▶ [What you have to do]:
Repeat the data word for word. Do not include the pictures.

▶ [Records provided]:
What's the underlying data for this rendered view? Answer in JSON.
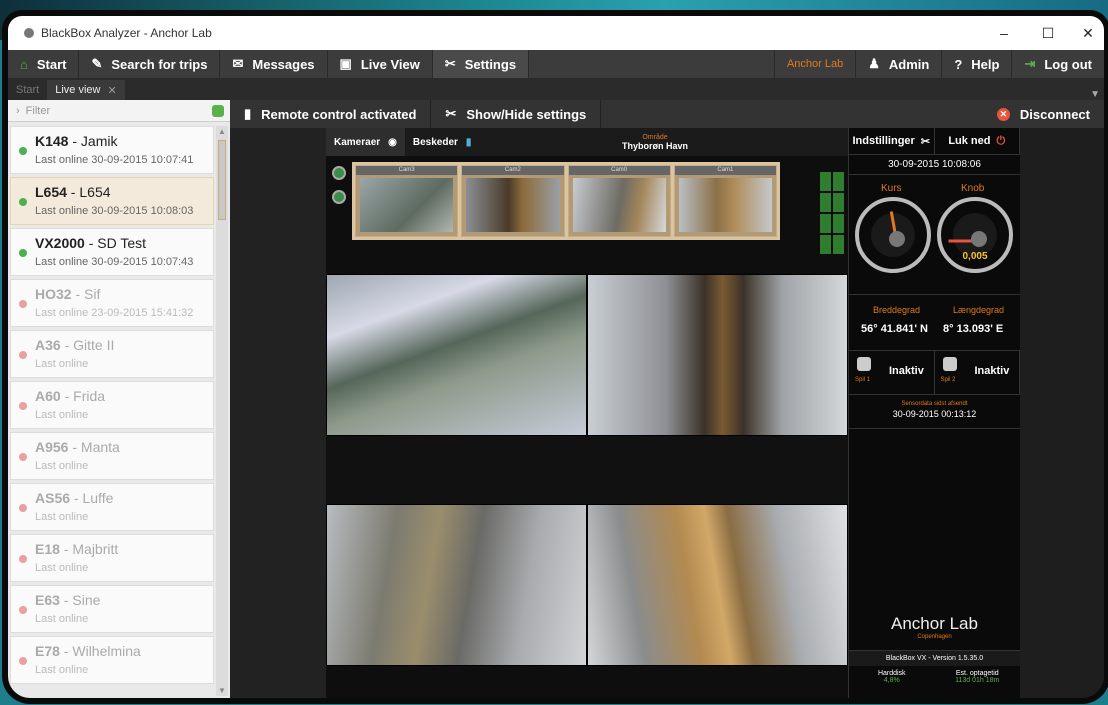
{
  "window": {
    "title": "BlackBox Analyzer - Anchor Lab"
  },
  "nav": {
    "start": "Start",
    "search": "Search for trips",
    "messages": "Messages",
    "live_view": "Live View",
    "settings": "Settings",
    "org": "Anchor Lab",
    "admin": "Admin",
    "help": "Help",
    "logout": "Log out"
  },
  "tabs": {
    "start": "Start",
    "live": "Live view"
  },
  "sidebar": {
    "filter_placeholder": "Filter",
    "vessels": [
      {
        "code": "K148",
        "name": "Jamik",
        "status": "Last online 30-09-2015 10:07:41",
        "online": true
      },
      {
        "code": "L654",
        "name": "L654",
        "status": "Last online 30-09-2015 10:08:03",
        "online": true
      },
      {
        "code": "VX2000",
        "name": "SD Test",
        "status": "Last online 30-09-2015 10:07:43",
        "online": true
      },
      {
        "code": "HO32",
        "name": "Sif",
        "status": "Last online 23-09-2015 15:41:32",
        "online": false
      },
      {
        "code": "A36",
        "name": "Gitte II",
        "status": "Last online",
        "online": false
      },
      {
        "code": "A60",
        "name": "Frida",
        "status": "Last online",
        "online": false
      },
      {
        "code": "A956",
        "name": "Manta",
        "status": "Last online",
        "online": false
      },
      {
        "code": "AS56",
        "name": "Luffe",
        "status": "Last online",
        "online": false
      },
      {
        "code": "E18",
        "name": "Majbritt",
        "status": "Last online",
        "online": false
      },
      {
        "code": "E63",
        "name": "Sine",
        "status": "Last online",
        "online": false
      },
      {
        "code": "E78",
        "name": "Wilhelmina",
        "status": "Last online",
        "online": false
      }
    ]
  },
  "toolbar": {
    "remote": "Remote control activated",
    "show_hide": "Show/Hide settings",
    "disconnect": "Disconnect"
  },
  "viewer": {
    "tab_cameras": "Kameraer",
    "tab_messages": "Beskeder",
    "area_label": "Område",
    "area_value": "Thyborøn Havn",
    "thumbs": [
      "Cam3",
      "Cam2",
      "Cam0",
      "Cam1"
    ]
  },
  "panel": {
    "settings": "Indstillinger",
    "shutdown": "Luk ned",
    "datetime": "30-09-2015  10:08:06",
    "course_label": "Kurs",
    "knots_label": "Knob",
    "knots_value": "0,005",
    "lat_label": "Breddegrad",
    "lat_value": "56° 41.841' N",
    "lon_label": "Længdegrad",
    "lon_value": "8° 13.093' E",
    "spil1_label": "Spil 1",
    "spil1_value": "Inaktiv",
    "spil2_label": "Spil 2",
    "spil2_value": "Inaktiv",
    "sensor_label": "Sensordata sidst afsendt",
    "sensor_value": "30-09-2015 00:13:12",
    "brand": "Anchor Lab",
    "brand_sub": "Copenhagen",
    "version": "BlackBox VX - Version 1.5.35.0",
    "disk_label": "Harddisk",
    "disk_value": "4,8%",
    "rec_label": "Est. optagetid",
    "rec_value": "113d 01h 18m"
  },
  "colors": {
    "accent": "#e07a1c",
    "online": "#4caf50",
    "offline": "#e8a0a0"
  }
}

▶ [Right answer]:
What's the underlying data for this rendered view? Answer in JSON.
{
  "window": {
    "title": "BlackBox Analyzer - Anchor Lab"
  },
  "nav": {
    "start": "Start",
    "search": "Search for trips",
    "messages": "Messages",
    "live_view": "Live View",
    "settings": "Settings",
    "org": "Anchor Lab",
    "admin": "Admin",
    "help": "Help",
    "logout": "Log out"
  },
  "tabs": {
    "start": "Start",
    "live": "Live view"
  },
  "sidebar": {
    "filter_placeholder": "Filter",
    "vessels": [
      {
        "code": "K148",
        "name": "Jamik",
        "status": "Last online 30-09-2015 10:07:41",
        "online": true
      },
      {
        "code": "L654",
        "name": "L654",
        "status": "Last online 30-09-2015 10:08:03",
        "online": true
      },
      {
        "code": "VX2000",
        "name": "SD Test",
        "status": "Last online 30-09-2015 10:07:43",
        "online": true
      },
      {
        "code": "HO32",
        "name": "Sif",
        "status": "Last online 23-09-2015 15:41:32",
        "online": false
      },
      {
        "code": "A36",
        "name": "Gitte II",
        "status": "Last online",
        "online": false
      },
      {
        "code": "A60",
        "name": "Frida",
        "status": "Last online",
        "online": false
      },
      {
        "code": "A956",
        "name": "Manta",
        "status": "Last online",
        "online": false
      },
      {
        "code": "AS56",
        "name": "Luffe",
        "status": "Last online",
        "online": false
      },
      {
        "code": "E18",
        "name": "Majbritt",
        "status": "Last online",
        "online": false
      },
      {
        "code": "E63",
        "name": "Sine",
        "status": "Last online",
        "online": false
      },
      {
        "code": "E78",
        "name": "Wilhelmina",
        "status": "Last online",
        "online": false
      }
    ]
  },
  "toolbar": {
    "remote": "Remote control activated",
    "show_hide": "Show/Hide settings",
    "disconnect": "Disconnect"
  },
  "viewer": {
    "tab_cameras": "Kameraer",
    "tab_messages": "Beskeder",
    "area_label": "Område",
    "area_value": "Thyborøn Havn",
    "thumbs": [
      "Cam3",
      "Cam2",
      "Cam0",
      "Cam1"
    ]
  },
  "panel": {
    "settings": "Indstillinger",
    "shutdown": "Luk ned",
    "datetime": "30-09-2015  10:08:06",
    "course_label": "Kurs",
    "knots_label": "Knob",
    "knots_value": "0,005",
    "lat_label": "Breddegrad",
    "lat_value": "56° 41.841' N",
    "lon_label": "Længdegrad",
    "lon_value": "8° 13.093' E",
    "spil1_label": "Spil 1",
    "spil1_value": "Inaktiv",
    "spil2_label": "Spil 2",
    "spil2_value": "Inaktiv",
    "sensor_label": "Sensordata sidst afsendt",
    "sensor_value": "30-09-2015 00:13:12",
    "brand": "Anchor Lab",
    "brand_sub": "Copenhagen",
    "version": "BlackBox VX - Version 1.5.35.0",
    "disk_label": "Harddisk",
    "disk_value": "4,8%",
    "rec_label": "Est. optagetid",
    "rec_value": "113d 01h 18m"
  },
  "colors": {
    "accent": "#e07a1c",
    "online": "#4caf50",
    "offline": "#e8a0a0"
  }
}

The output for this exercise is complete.